### [Material]

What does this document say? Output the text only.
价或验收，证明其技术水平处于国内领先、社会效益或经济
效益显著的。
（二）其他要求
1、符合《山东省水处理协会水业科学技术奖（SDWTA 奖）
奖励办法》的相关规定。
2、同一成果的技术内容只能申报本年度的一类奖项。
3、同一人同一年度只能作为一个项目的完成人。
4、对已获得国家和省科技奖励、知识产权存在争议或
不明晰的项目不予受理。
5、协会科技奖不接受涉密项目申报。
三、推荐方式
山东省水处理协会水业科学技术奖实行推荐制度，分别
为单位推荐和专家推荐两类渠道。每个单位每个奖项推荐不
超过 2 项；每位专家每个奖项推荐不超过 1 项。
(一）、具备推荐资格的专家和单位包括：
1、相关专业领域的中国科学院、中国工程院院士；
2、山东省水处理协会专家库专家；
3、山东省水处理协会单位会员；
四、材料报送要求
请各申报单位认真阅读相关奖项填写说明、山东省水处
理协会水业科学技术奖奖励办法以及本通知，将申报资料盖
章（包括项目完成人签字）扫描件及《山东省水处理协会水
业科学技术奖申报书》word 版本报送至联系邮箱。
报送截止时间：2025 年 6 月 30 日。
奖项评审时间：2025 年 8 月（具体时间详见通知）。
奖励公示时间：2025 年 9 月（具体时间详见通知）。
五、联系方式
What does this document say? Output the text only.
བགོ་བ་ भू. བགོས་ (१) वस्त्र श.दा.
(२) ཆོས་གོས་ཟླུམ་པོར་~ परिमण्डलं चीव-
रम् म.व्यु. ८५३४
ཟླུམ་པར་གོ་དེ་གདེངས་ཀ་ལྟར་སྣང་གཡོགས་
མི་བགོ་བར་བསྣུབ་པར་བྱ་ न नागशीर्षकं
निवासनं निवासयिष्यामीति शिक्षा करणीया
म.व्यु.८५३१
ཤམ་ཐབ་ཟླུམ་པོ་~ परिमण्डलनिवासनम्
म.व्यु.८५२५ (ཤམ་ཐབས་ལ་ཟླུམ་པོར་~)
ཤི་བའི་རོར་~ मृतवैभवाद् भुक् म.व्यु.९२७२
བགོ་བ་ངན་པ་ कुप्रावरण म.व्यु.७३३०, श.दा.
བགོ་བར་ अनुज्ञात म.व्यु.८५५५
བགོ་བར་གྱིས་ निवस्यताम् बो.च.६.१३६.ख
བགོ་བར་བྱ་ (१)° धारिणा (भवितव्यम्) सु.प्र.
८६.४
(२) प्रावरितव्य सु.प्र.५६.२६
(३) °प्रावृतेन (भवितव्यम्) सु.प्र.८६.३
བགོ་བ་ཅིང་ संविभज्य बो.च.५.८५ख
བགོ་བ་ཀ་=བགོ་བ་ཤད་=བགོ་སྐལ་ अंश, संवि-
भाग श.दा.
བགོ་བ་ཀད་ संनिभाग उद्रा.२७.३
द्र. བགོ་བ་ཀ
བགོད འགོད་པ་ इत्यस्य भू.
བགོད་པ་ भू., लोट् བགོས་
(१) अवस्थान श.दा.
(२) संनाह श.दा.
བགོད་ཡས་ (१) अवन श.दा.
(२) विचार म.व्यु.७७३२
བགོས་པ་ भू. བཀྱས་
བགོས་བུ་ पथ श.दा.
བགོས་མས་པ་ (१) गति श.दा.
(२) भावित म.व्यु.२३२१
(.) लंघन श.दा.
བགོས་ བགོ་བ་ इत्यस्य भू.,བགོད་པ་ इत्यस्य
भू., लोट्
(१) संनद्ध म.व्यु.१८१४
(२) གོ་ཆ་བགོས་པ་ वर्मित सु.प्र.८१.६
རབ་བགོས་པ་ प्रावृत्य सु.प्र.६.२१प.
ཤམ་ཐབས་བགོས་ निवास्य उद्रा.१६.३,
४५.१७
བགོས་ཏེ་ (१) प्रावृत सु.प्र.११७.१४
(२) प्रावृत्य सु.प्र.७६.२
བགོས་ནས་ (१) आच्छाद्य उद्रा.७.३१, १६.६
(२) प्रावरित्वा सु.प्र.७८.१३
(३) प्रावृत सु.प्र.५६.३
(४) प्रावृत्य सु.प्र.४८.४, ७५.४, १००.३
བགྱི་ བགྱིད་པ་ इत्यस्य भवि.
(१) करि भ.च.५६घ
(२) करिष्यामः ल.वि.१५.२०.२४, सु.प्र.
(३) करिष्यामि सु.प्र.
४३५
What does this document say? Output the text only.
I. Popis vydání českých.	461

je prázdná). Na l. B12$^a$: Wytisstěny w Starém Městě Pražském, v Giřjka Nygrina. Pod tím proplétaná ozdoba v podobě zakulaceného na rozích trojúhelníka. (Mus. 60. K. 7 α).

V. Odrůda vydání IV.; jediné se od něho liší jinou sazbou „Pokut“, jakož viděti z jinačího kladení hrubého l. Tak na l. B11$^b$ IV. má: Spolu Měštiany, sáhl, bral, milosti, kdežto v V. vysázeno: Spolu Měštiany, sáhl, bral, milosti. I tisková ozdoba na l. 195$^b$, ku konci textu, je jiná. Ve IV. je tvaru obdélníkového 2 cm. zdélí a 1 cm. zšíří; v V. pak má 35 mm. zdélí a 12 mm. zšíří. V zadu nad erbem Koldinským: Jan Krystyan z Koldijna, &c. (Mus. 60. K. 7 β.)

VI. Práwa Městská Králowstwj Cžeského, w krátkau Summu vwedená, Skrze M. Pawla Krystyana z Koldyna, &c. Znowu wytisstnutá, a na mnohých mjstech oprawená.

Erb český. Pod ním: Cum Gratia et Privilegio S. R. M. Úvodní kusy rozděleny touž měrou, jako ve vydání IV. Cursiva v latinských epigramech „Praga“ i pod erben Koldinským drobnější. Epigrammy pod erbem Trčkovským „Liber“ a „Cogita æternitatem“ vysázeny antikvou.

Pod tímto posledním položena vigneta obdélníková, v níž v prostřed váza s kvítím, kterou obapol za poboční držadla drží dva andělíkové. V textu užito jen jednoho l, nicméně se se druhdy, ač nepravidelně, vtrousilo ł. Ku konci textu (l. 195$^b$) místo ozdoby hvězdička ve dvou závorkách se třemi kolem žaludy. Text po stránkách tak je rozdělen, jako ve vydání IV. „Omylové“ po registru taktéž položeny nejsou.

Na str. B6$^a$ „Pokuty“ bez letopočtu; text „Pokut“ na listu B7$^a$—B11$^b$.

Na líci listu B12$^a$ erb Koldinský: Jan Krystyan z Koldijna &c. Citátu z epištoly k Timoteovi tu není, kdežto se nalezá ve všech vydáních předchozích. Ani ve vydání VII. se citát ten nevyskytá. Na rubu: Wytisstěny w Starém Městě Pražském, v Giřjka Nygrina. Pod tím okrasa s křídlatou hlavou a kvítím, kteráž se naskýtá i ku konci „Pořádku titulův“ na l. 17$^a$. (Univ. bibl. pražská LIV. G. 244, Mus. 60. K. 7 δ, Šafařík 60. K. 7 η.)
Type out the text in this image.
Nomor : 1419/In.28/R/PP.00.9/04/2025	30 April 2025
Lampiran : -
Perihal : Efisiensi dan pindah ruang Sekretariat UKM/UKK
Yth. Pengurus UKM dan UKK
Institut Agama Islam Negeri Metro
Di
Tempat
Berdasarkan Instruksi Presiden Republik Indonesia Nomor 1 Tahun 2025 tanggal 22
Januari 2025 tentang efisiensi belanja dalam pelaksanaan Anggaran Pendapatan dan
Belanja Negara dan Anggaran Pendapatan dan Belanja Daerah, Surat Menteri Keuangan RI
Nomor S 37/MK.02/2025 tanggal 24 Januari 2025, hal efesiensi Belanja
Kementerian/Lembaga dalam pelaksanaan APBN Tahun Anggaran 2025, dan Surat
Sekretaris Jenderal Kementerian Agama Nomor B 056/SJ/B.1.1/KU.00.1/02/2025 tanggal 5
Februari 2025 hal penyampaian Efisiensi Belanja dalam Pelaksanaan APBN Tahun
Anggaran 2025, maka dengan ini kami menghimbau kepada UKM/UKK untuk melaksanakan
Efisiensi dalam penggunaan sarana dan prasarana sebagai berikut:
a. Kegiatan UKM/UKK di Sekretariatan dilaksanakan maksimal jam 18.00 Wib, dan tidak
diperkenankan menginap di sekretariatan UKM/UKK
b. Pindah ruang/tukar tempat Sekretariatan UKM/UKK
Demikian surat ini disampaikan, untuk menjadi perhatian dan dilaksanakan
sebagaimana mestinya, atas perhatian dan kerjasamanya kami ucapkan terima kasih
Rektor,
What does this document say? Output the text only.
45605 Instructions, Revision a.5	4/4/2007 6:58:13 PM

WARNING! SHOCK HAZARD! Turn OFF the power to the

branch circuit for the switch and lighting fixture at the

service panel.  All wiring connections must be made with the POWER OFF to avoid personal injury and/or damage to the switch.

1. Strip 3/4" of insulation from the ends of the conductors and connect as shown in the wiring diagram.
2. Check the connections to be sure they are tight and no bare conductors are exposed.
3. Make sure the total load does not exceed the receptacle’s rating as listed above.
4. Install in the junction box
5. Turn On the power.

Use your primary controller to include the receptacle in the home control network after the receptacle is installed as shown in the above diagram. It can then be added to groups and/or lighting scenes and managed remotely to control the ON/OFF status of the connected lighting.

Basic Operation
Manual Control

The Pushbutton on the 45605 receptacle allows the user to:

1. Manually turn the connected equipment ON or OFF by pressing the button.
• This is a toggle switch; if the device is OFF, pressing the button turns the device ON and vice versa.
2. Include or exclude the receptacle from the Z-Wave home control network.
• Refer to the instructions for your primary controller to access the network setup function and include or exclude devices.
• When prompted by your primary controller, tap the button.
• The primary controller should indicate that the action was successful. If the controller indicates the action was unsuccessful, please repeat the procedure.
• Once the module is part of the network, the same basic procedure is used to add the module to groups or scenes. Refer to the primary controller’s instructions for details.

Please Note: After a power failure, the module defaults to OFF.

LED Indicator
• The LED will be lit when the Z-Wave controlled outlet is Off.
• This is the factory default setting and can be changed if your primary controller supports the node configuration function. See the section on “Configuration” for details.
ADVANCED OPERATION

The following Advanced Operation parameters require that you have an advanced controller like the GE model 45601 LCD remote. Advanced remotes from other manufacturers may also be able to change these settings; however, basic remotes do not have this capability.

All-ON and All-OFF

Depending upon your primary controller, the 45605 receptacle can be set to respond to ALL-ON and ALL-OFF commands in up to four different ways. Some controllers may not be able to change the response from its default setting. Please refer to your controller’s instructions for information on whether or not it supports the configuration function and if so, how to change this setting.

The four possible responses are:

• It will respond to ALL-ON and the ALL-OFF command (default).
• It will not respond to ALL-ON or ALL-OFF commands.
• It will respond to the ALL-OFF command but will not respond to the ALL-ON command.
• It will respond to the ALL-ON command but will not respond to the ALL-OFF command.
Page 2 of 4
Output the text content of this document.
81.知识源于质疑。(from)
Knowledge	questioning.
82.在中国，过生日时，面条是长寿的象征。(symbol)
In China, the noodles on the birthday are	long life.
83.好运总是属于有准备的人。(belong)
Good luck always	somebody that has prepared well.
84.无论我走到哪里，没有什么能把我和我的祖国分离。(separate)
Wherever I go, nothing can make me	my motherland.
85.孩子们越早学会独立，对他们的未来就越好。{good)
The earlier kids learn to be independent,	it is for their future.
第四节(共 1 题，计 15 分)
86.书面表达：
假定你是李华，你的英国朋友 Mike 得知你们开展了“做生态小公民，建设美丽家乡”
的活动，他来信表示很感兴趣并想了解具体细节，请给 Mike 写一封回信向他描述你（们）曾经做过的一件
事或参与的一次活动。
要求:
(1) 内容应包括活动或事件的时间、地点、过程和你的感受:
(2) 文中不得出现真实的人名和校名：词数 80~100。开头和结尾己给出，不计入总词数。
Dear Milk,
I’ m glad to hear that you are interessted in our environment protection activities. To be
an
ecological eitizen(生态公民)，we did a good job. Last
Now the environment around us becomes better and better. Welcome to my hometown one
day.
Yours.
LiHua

### [What is expected]
Each line of the material above either contains the word "tanggal" or does not; state how many do, and nothing else.

### [Task solution]
3